[Start of Material for this exercise]
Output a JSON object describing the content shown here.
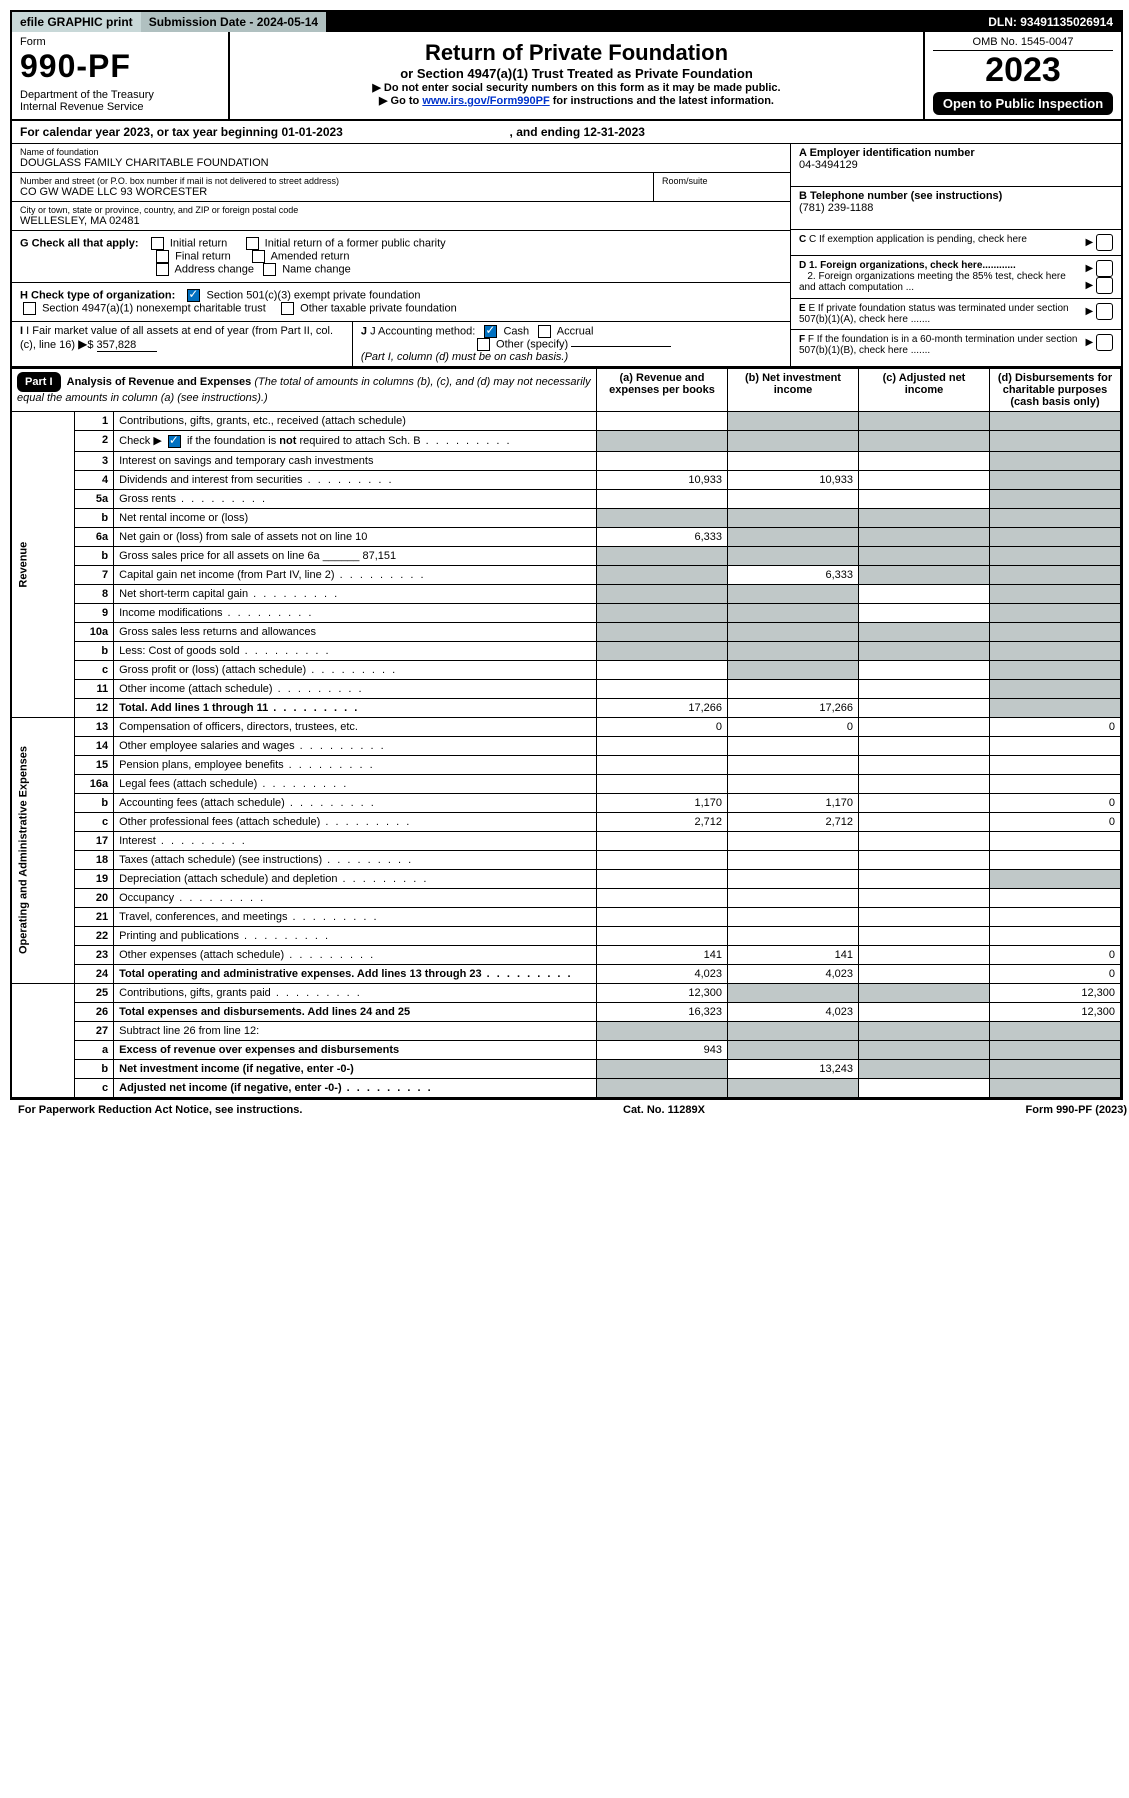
{
  "topbar": {
    "efile": "efile GRAPHIC print",
    "subdate_label": "Submission Date - ",
    "subdate": "2024-05-14",
    "dln_label": "DLN: ",
    "dln": "93491135026914"
  },
  "header": {
    "form_label": "Form",
    "form_no": "990-PF",
    "dept": "Department of the Treasury\nInternal Revenue Service",
    "title": "Return of Private Foundation",
    "subtitle": "or Section 4947(a)(1) Trust Treated as Private Foundation",
    "note1": "▶ Do not enter social security numbers on this form as it may be made public.",
    "note2_a": "▶ Go to ",
    "note2_link": "www.irs.gov/Form990PF",
    "note2_b": " for instructions and the latest information.",
    "omb": "OMB No. 1545-0047",
    "year": "2023",
    "open": "Open to Public Inspection"
  },
  "calendar": {
    "text_a": "For calendar year 2023, or tax year beginning ",
    "begin": "01-01-2023",
    "text_b": ", and ending ",
    "end": "12-31-2023"
  },
  "info": {
    "name_label": "Name of foundation",
    "name": "DOUGLASS FAMILY CHARITABLE FOUNDATION",
    "addr_label": "Number and street (or P.O. box number if mail is not delivered to street address)",
    "addr": "CO GW WADE LLC 93 WORCESTER",
    "room_label": "Room/suite",
    "city_label": "City or town, state or province, country, and ZIP or foreign postal code",
    "city": "WELLESLEY, MA  02481",
    "ein_label": "A Employer identification number",
    "ein": "04-3494129",
    "tel_label": "B Telephone number (see instructions)",
    "tel": "(781) 239-1188",
    "c_label": "C If exemption application is pending, check here",
    "d1": "D 1. Foreign organizations, check here............",
    "d2": "2. Foreign organizations meeting the 85% test, check here and attach computation ...",
    "e": "E  If private foundation status was terminated under section 507(b)(1)(A), check here .......",
    "f": "F  If the foundation is in a 60-month termination under section 507(b)(1)(B), check here ......."
  },
  "checks": {
    "g_label": "G Check all that apply:",
    "g_opts": [
      "Initial return",
      "Final return",
      "Address change",
      "Initial return of a former public charity",
      "Amended return",
      "Name change"
    ],
    "h_label": "H Check type of organization:",
    "h_opts": [
      "Section 501(c)(3) exempt private foundation",
      "Section 4947(a)(1) nonexempt charitable trust",
      "Other taxable private foundation"
    ],
    "i_label": "I Fair market value of all assets at end of year (from Part II, col. (c), line 16)",
    "i_val": "357,828",
    "j_label": "J Accounting method:",
    "j_opts": [
      "Cash",
      "Accrual",
      "Other (specify)"
    ],
    "j_note": "(Part I, column (d) must be on cash basis.)"
  },
  "part1": {
    "label": "Part I",
    "title": "Analysis of Revenue and Expenses",
    "desc": " (The total of amounts in columns (b), (c), and (d) may not necessarily equal the amounts in column (a) (see instructions).)",
    "col_a": "(a)  Revenue and expenses per books",
    "col_b": "(b)  Net investment income",
    "col_c": "(c)  Adjusted net income",
    "col_d": "(d)  Disbursements for charitable purposes (cash basis only)"
  },
  "sections": {
    "revenue": "Revenue",
    "expenses": "Operating and Administrative Expenses"
  },
  "rows": [
    {
      "n": "1",
      "d": "Contributions, gifts, grants, etc., received (attach schedule)",
      "a": "",
      "b": "",
      "c": "",
      "dd": "",
      "sb": true,
      "sc": true,
      "sd": true
    },
    {
      "n": "2",
      "d": "Check ▶ [✓] if the foundation is not required to attach Sch. B",
      "dots": true,
      "a": "",
      "b": "",
      "c": "",
      "dd": "",
      "sa": true,
      "sb": true,
      "sc": true,
      "sd": true
    },
    {
      "n": "3",
      "d": "Interest on savings and temporary cash investments",
      "a": "",
      "b": "",
      "c": "",
      "dd": "",
      "sd": true
    },
    {
      "n": "4",
      "d": "Dividends and interest from securities",
      "dots": true,
      "a": "10,933",
      "b": "10,933",
      "c": "",
      "dd": "",
      "sd": true
    },
    {
      "n": "5a",
      "d": "Gross rents",
      "dots": true,
      "a": "",
      "b": "",
      "c": "",
      "dd": "",
      "sd": true
    },
    {
      "n": "b",
      "d": "Net rental income or (loss)",
      "a": "",
      "b": "",
      "c": "",
      "dd": "",
      "sa": true,
      "sb": true,
      "sc": true,
      "sd": true
    },
    {
      "n": "6a",
      "d": "Net gain or (loss) from sale of assets not on line 10",
      "a": "6,333",
      "b": "",
      "c": "",
      "dd": "",
      "sb": true,
      "sc": true,
      "sd": true
    },
    {
      "n": "b",
      "d": "Gross sales price for all assets on line 6a ______ 87,151",
      "a": "",
      "b": "",
      "c": "",
      "dd": "",
      "sa": true,
      "sb": true,
      "sc": true,
      "sd": true
    },
    {
      "n": "7",
      "d": "Capital gain net income (from Part IV, line 2)",
      "dots": true,
      "a": "",
      "b": "6,333",
      "c": "",
      "dd": "",
      "sa": true,
      "sc": true,
      "sd": true
    },
    {
      "n": "8",
      "d": "Net short-term capital gain",
      "dots": true,
      "a": "",
      "b": "",
      "c": "",
      "dd": "",
      "sa": true,
      "sb": true,
      "sd": true
    },
    {
      "n": "9",
      "d": "Income modifications",
      "dots": true,
      "a": "",
      "b": "",
      "c": "",
      "dd": "",
      "sa": true,
      "sb": true,
      "sd": true
    },
    {
      "n": "10a",
      "d": "Gross sales less returns and allowances",
      "a": "",
      "b": "",
      "c": "",
      "dd": "",
      "sa": true,
      "sb": true,
      "sc": true,
      "sd": true
    },
    {
      "n": "b",
      "d": "Less: Cost of goods sold",
      "dots": true,
      "a": "",
      "b": "",
      "c": "",
      "dd": "",
      "sa": true,
      "sb": true,
      "sc": true,
      "sd": true
    },
    {
      "n": "c",
      "d": "Gross profit or (loss) (attach schedule)",
      "dots": true,
      "a": "",
      "b": "",
      "c": "",
      "dd": "",
      "sb": true,
      "sd": true
    },
    {
      "n": "11",
      "d": "Other income (attach schedule)",
      "dots": true,
      "a": "",
      "b": "",
      "c": "",
      "dd": "",
      "sd": true
    },
    {
      "n": "12",
      "d": "Total. Add lines 1 through 11",
      "bold": true,
      "dots": true,
      "a": "17,266",
      "b": "17,266",
      "c": "",
      "dd": "",
      "sd": true
    },
    {
      "n": "13",
      "d": "Compensation of officers, directors, trustees, etc.",
      "a": "0",
      "b": "0",
      "c": "",
      "dd": "0"
    },
    {
      "n": "14",
      "d": "Other employee salaries and wages",
      "dots": true,
      "a": "",
      "b": "",
      "c": "",
      "dd": ""
    },
    {
      "n": "15",
      "d": "Pension plans, employee benefits",
      "dots": true,
      "a": "",
      "b": "",
      "c": "",
      "dd": ""
    },
    {
      "n": "16a",
      "d": "Legal fees (attach schedule)",
      "dots": true,
      "a": "",
      "b": "",
      "c": "",
      "dd": ""
    },
    {
      "n": "b",
      "d": "Accounting fees (attach schedule)",
      "dots": true,
      "a": "1,170",
      "b": "1,170",
      "c": "",
      "dd": "0"
    },
    {
      "n": "c",
      "d": "Other professional fees (attach schedule)",
      "dots": true,
      "a": "2,712",
      "b": "2,712",
      "c": "",
      "dd": "0"
    },
    {
      "n": "17",
      "d": "Interest",
      "dots": true,
      "a": "",
      "b": "",
      "c": "",
      "dd": ""
    },
    {
      "n": "18",
      "d": "Taxes (attach schedule) (see instructions)",
      "dots": true,
      "a": "",
      "b": "",
      "c": "",
      "dd": ""
    },
    {
      "n": "19",
      "d": "Depreciation (attach schedule) and depletion",
      "dots": true,
      "a": "",
      "b": "",
      "c": "",
      "dd": "",
      "sd": true
    },
    {
      "n": "20",
      "d": "Occupancy",
      "dots": true,
      "a": "",
      "b": "",
      "c": "",
      "dd": ""
    },
    {
      "n": "21",
      "d": "Travel, conferences, and meetings",
      "dots": true,
      "a": "",
      "b": "",
      "c": "",
      "dd": ""
    },
    {
      "n": "22",
      "d": "Printing and publications",
      "dots": true,
      "a": "",
      "b": "",
      "c": "",
      "dd": ""
    },
    {
      "n": "23",
      "d": "Other expenses (attach schedule)",
      "dots": true,
      "a": "141",
      "b": "141",
      "c": "",
      "dd": "0"
    },
    {
      "n": "24",
      "d": "Total operating and administrative expenses. Add lines 13 through 23",
      "bold": true,
      "dots": true,
      "a": "4,023",
      "b": "4,023",
      "c": "",
      "dd": "0"
    },
    {
      "n": "25",
      "d": "Contributions, gifts, grants paid",
      "dots": true,
      "a": "12,300",
      "b": "",
      "c": "",
      "dd": "12,300",
      "sb": true,
      "sc": true
    },
    {
      "n": "26",
      "d": "Total expenses and disbursements. Add lines 24 and 25",
      "bold": true,
      "a": "16,323",
      "b": "4,023",
      "c": "",
      "dd": "12,300"
    },
    {
      "n": "27",
      "d": "Subtract line 26 from line 12:",
      "a": "",
      "b": "",
      "c": "",
      "dd": "",
      "sa": true,
      "sb": true,
      "sc": true,
      "sd": true
    },
    {
      "n": "a",
      "d": "Excess of revenue over expenses and disbursements",
      "bold": true,
      "a": "943",
      "b": "",
      "c": "",
      "dd": "",
      "sb": true,
      "sc": true,
      "sd": true
    },
    {
      "n": "b",
      "d": "Net investment income (if negative, enter -0-)",
      "bold": true,
      "a": "",
      "b": "13,243",
      "c": "",
      "dd": "",
      "sa": true,
      "sc": true,
      "sd": true
    },
    {
      "n": "c",
      "d": "Adjusted net income (if negative, enter -0-)",
      "bold": true,
      "dots": true,
      "a": "",
      "b": "",
      "c": "",
      "dd": "",
      "sa": true,
      "sb": true,
      "sd": true
    }
  ],
  "footer": {
    "left": "For Paperwork Reduction Act Notice, see instructions.",
    "mid": "Cat. No. 11289X",
    "right": "Form 990-PF (2023)"
  },
  "colors": {
    "shaded": "#c0c8c8",
    "link": "#0033cc",
    "check": "#0070c0"
  }
}
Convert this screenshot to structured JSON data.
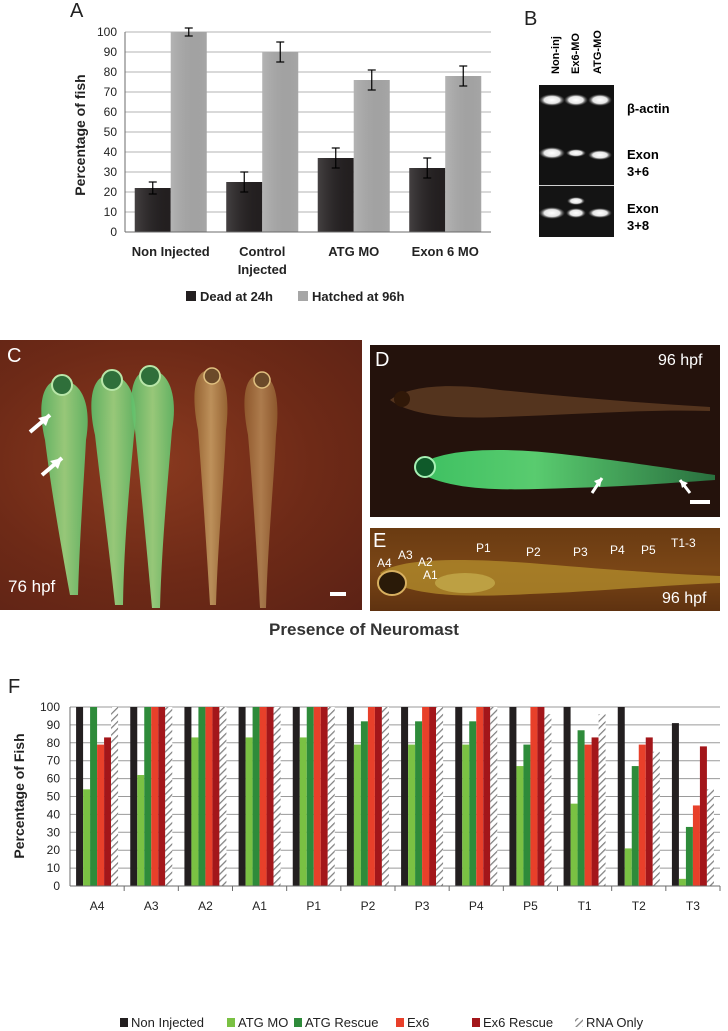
{
  "panels": {
    "a": "A",
    "b": "B",
    "c": "C",
    "d": "D",
    "e": "E",
    "f": "F"
  },
  "panel_b": {
    "lanes": [
      "Non-inj",
      "Ex6-MO",
      "ATG-MO"
    ],
    "bands": [
      "β-actin",
      "Exon 3+6",
      "Exon 3+8"
    ]
  },
  "panel_c": {
    "stage": "76 hpf"
  },
  "panel_d": {
    "stage": "96 hpf"
  },
  "panel_e": {
    "stage": "96 hpf",
    "neuromast_labels": [
      "A4",
      "A3",
      "A2",
      "A1",
      "P1",
      "P2",
      "P3",
      "P4",
      "P5",
      "T1-3"
    ]
  },
  "panel_f_title": "Presence of Neuromast",
  "chart_data": [
    {
      "type": "bar",
      "panel": "A",
      "categories": [
        "Non Injected",
        "Control Injected",
        "ATG MO",
        "Exon 6 MO"
      ],
      "series": [
        {
          "name": "Dead at 24h",
          "color": "#231f20",
          "values": [
            22,
            25,
            37,
            32
          ],
          "errors": [
            3,
            5,
            5,
            5
          ]
        },
        {
          "name": "Hatched at 96h",
          "color": "#a6a6a6",
          "values": [
            100,
            90,
            76,
            78
          ],
          "errors": [
            2,
            5,
            5,
            5
          ]
        }
      ],
      "ylabel": "Percentage of fish",
      "xlabel": "",
      "ylim": [
        0,
        100
      ],
      "yticks": [
        0,
        10,
        20,
        30,
        40,
        50,
        60,
        70,
        80,
        90,
        100
      ],
      "grid": true,
      "legend": "bottom"
    },
    {
      "type": "bar",
      "panel": "F",
      "categories": [
        "A4",
        "A3",
        "A2",
        "A1",
        "P1",
        "P2",
        "P3",
        "P4",
        "P5",
        "T1",
        "T2",
        "T3"
      ],
      "series": [
        {
          "name": "Non Injected",
          "color": "#231f20",
          "pattern": "solid",
          "values": [
            100,
            100,
            100,
            100,
            100,
            100,
            100,
            100,
            100,
            100,
            100,
            91
          ]
        },
        {
          "name": "ATG MO",
          "color": "#7ac143",
          "pattern": "solid",
          "values": [
            54,
            62,
            83,
            83,
            83,
            79,
            79,
            79,
            67,
            46,
            21,
            4
          ]
        },
        {
          "name": "ATG Rescue",
          "color": "#2e8b3a",
          "pattern": "solid",
          "values": [
            100,
            100,
            100,
            100,
            100,
            92,
            92,
            92,
            79,
            87,
            67,
            33
          ]
        },
        {
          "name": "Ex6",
          "color": "#e8402a",
          "pattern": "solid",
          "values": [
            79,
            100,
            100,
            100,
            100,
            100,
            100,
            100,
            100,
            79,
            79,
            45
          ]
        },
        {
          "name": "Ex6 Rescue",
          "color": "#a3161a",
          "pattern": "solid",
          "values": [
            83,
            100,
            100,
            100,
            100,
            100,
            100,
            100,
            100,
            83,
            83,
            78
          ]
        },
        {
          "name": "RNA Only",
          "color": "#9a9a9a",
          "pattern": "hatch",
          "values": [
            100,
            100,
            100,
            100,
            100,
            100,
            100,
            100,
            96,
            96,
            75,
            54
          ]
        }
      ],
      "ylabel": "Percentage of Fish",
      "xlabel": "",
      "ylim": [
        0,
        100
      ],
      "yticks": [
        0,
        10,
        20,
        30,
        40,
        50,
        60,
        70,
        80,
        90,
        100
      ],
      "grid": true,
      "legend": "bottom"
    }
  ]
}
[End of Material for this exercise]
**The problem:** Exactly how many lines of the listing above contain the string "calendar"? Give no more than the number.

**Solution:** 2